(Dataset entries)
• • • •

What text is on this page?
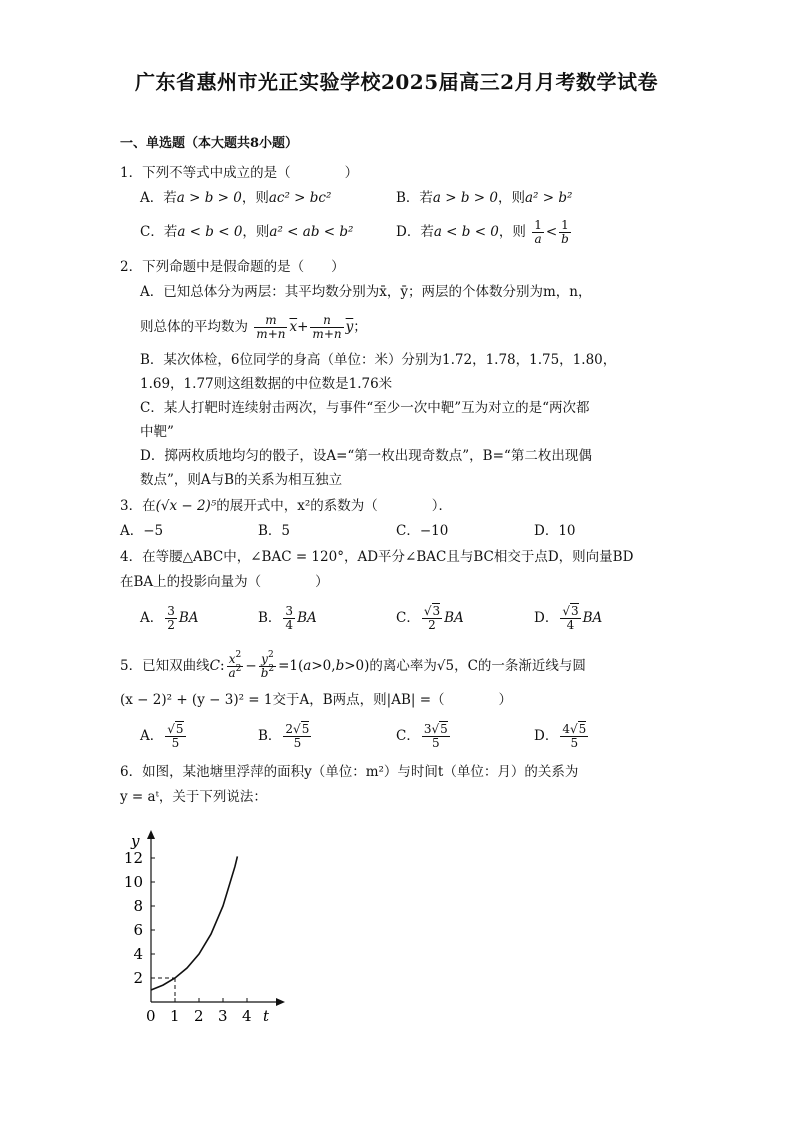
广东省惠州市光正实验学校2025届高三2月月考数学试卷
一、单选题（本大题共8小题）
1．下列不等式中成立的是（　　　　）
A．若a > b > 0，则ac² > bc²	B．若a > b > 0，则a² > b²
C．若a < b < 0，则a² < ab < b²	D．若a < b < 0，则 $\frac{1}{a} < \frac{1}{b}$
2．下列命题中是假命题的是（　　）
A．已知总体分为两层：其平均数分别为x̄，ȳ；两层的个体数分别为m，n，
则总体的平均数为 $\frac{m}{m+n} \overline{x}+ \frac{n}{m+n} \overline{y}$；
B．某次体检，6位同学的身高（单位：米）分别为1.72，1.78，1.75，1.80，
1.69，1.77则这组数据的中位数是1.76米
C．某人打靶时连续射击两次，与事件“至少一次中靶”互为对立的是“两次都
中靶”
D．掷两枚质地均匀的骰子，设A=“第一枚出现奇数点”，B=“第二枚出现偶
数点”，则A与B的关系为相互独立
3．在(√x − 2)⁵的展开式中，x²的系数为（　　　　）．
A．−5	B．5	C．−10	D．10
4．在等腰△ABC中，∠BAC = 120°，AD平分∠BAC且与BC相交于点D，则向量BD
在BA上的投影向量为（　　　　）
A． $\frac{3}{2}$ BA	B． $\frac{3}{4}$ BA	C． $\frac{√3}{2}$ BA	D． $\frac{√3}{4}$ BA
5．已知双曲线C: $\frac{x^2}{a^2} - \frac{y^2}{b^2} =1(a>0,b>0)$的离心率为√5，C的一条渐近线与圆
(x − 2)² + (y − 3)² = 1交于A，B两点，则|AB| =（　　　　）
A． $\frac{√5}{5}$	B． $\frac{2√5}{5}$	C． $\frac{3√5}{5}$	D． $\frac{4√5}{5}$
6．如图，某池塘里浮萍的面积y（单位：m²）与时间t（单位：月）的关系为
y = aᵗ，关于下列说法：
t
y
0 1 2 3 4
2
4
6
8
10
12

• • • •

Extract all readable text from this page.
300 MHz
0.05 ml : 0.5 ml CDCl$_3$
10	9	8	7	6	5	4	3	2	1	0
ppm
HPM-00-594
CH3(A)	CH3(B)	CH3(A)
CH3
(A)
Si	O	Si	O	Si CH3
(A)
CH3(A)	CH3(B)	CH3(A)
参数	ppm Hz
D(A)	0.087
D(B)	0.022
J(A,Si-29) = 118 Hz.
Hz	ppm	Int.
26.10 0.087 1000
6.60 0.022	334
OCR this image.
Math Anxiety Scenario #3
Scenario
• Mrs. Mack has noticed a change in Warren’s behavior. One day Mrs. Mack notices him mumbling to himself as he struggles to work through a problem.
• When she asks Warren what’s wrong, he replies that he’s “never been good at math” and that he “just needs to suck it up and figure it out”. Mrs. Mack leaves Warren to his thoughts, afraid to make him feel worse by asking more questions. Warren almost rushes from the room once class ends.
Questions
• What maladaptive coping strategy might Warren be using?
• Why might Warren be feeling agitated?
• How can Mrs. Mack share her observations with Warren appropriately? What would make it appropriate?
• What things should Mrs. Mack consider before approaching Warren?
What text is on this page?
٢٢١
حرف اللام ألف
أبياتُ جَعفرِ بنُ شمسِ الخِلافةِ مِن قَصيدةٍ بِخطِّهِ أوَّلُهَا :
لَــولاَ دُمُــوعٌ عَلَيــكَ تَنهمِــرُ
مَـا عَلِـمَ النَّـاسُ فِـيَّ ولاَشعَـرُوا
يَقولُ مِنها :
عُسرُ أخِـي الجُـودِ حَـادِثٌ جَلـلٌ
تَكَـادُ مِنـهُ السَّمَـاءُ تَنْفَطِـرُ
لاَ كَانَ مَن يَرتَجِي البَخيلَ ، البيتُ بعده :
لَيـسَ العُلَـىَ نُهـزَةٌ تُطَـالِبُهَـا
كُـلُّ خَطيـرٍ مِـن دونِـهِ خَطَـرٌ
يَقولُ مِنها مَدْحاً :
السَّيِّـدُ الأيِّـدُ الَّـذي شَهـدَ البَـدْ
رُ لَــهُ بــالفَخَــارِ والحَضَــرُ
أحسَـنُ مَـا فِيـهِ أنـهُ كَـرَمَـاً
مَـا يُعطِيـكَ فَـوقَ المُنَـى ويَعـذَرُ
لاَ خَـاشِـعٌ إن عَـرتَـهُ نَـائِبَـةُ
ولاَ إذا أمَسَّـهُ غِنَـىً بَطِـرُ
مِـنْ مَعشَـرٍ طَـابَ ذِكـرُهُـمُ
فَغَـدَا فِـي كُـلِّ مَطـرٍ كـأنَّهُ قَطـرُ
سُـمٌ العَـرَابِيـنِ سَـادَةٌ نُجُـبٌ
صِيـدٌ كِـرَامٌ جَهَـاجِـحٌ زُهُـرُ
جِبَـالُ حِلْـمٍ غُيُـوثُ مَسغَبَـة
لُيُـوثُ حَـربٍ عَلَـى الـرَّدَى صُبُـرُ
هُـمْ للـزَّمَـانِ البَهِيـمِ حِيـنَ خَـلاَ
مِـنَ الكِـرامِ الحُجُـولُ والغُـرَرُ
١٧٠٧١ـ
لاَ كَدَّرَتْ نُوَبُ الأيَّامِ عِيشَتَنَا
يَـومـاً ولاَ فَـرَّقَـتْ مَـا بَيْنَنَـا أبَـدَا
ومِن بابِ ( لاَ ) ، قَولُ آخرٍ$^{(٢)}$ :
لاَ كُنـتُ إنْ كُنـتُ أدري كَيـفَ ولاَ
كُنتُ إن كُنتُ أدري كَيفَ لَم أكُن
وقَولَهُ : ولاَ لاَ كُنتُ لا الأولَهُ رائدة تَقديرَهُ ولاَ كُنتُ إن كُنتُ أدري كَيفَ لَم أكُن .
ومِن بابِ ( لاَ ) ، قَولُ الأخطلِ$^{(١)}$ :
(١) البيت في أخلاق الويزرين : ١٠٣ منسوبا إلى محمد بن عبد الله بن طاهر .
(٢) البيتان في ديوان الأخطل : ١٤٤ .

• • • •

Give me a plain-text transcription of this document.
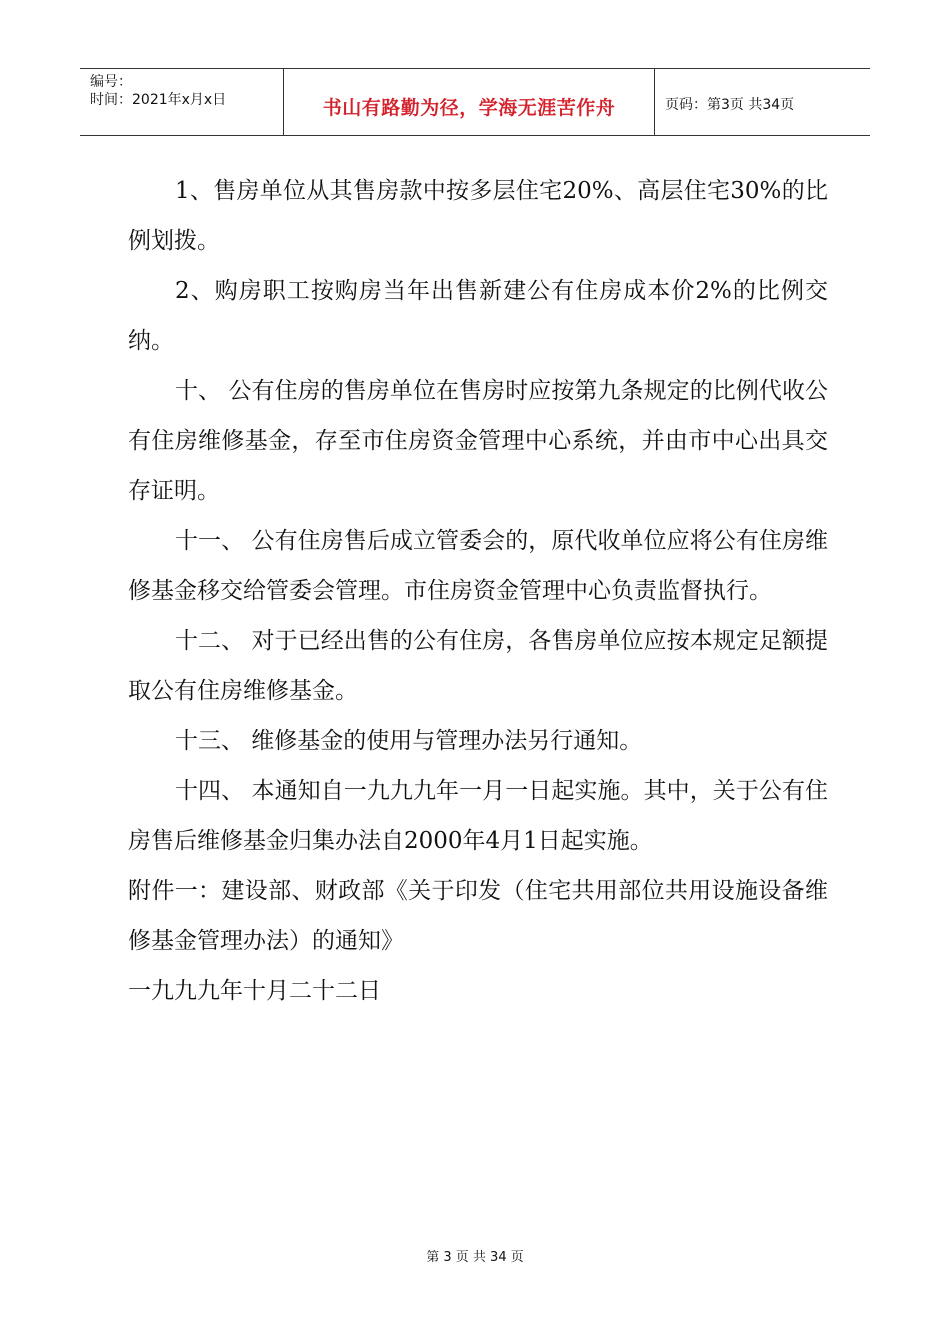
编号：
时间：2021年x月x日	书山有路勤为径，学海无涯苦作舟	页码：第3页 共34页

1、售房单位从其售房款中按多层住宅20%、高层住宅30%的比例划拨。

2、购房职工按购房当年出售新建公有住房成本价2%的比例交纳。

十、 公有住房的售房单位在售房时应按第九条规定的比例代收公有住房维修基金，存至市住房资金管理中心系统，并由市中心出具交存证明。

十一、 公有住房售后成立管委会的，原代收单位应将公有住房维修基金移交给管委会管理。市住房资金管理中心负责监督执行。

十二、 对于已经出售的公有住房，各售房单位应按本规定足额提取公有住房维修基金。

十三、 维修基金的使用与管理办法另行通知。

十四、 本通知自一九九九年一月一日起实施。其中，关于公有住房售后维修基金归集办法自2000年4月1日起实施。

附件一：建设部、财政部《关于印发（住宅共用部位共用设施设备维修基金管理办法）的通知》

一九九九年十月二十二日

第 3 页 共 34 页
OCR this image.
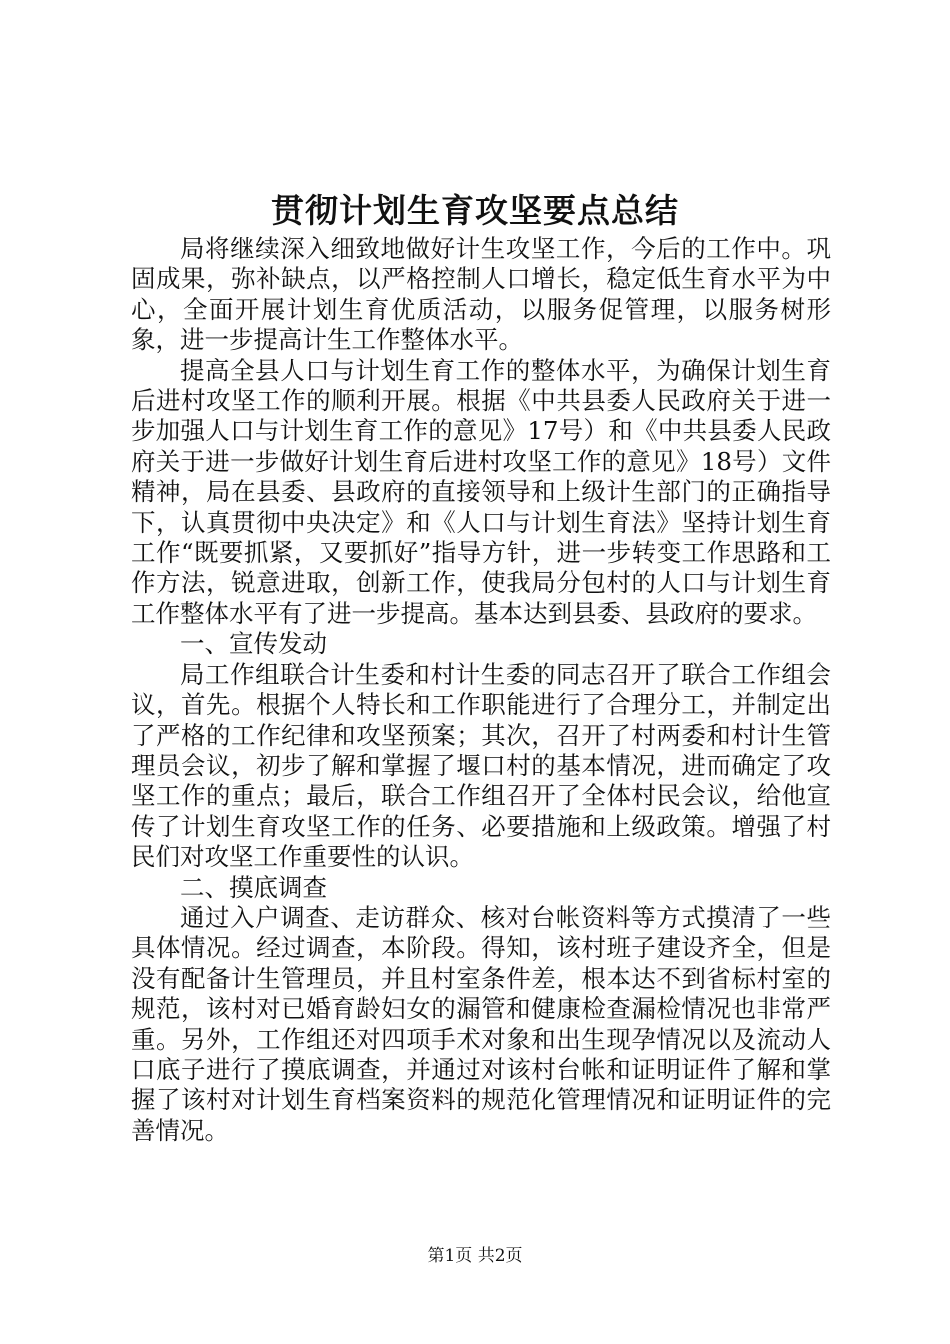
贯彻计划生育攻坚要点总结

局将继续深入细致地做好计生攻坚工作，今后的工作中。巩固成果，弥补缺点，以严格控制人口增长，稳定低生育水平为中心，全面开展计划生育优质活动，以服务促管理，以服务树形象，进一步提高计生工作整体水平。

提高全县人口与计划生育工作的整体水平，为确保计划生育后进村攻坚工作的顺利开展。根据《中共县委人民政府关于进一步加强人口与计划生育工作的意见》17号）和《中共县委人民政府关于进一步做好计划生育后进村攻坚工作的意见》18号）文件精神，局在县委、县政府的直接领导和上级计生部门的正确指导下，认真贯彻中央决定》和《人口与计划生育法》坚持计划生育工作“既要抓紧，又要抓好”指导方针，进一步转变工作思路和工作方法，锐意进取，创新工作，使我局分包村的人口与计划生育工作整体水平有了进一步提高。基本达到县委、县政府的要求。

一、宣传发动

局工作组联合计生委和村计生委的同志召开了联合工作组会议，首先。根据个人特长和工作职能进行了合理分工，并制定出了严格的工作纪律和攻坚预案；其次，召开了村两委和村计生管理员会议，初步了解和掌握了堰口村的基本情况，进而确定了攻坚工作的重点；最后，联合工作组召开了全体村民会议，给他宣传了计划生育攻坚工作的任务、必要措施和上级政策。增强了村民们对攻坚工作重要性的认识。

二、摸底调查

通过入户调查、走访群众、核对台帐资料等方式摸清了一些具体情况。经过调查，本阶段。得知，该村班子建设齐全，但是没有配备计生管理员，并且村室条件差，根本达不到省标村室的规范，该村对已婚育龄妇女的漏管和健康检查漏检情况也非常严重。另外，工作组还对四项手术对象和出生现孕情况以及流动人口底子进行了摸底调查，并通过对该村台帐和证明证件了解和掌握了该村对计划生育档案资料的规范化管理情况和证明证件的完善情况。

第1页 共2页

• • • •

Scan the records above for the string "Mack", then report every line that contains it.

TASK RESULT:
• Mrs. Mack has noticed a change in Warren’s behavior. One day Mrs. Mack notices him mumbling to himself as he struggles to work through a problem.
• When she asks Warren what’s wrong, he replies that he’s “never been good at math” and that he “just needs to suck it up and figure it out”. Mrs. Mack leaves Warren to his thoughts, afraid to make him feel worse by asking more questions. Warren almost rushes from the room once class ends.
• How can Mrs. Mack share her observations with Warren appropriately? What would make it appropriate?
• What things should Mrs. Mack consider before approaching Warren?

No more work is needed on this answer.